>> start Listed records

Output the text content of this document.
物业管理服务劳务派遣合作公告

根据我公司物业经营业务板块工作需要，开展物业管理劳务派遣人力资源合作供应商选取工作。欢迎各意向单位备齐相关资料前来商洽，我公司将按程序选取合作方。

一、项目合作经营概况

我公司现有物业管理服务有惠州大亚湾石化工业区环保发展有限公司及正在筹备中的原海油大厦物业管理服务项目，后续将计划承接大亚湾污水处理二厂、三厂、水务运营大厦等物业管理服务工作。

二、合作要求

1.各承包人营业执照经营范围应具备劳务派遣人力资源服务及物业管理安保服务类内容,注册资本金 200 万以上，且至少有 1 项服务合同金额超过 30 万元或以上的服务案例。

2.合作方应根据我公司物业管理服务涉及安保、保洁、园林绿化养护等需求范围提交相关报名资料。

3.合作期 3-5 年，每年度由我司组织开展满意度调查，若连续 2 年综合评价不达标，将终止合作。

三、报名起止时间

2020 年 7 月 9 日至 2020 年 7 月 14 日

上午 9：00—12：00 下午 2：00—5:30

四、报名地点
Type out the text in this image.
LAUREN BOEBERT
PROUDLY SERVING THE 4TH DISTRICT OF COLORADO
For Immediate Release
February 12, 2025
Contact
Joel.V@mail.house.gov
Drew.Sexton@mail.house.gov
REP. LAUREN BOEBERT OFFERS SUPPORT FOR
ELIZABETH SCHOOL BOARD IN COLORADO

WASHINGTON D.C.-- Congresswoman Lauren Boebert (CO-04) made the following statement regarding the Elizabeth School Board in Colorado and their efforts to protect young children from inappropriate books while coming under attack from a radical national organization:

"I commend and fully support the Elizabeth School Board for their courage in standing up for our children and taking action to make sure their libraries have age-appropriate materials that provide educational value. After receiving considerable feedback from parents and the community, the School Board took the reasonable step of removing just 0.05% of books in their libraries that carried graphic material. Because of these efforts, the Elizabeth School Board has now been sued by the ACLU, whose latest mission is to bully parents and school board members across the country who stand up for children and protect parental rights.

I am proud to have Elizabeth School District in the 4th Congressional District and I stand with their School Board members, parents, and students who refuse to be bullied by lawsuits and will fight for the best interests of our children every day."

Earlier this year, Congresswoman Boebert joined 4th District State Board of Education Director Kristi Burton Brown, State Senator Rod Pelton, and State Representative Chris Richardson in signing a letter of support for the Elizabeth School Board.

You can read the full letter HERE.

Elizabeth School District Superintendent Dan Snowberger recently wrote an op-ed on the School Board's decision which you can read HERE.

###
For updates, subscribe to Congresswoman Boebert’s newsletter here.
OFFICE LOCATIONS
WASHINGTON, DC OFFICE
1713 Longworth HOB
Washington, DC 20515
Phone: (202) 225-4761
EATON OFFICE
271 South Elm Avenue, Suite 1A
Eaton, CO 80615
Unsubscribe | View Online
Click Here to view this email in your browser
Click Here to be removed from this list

>> end Listed records

**Stated goal:** Review the preceding data and report every line that includes the string "house".

**Response to the exercise:**
Joel.V@mail.house.gov
Drew.Sexton@mail.house.gov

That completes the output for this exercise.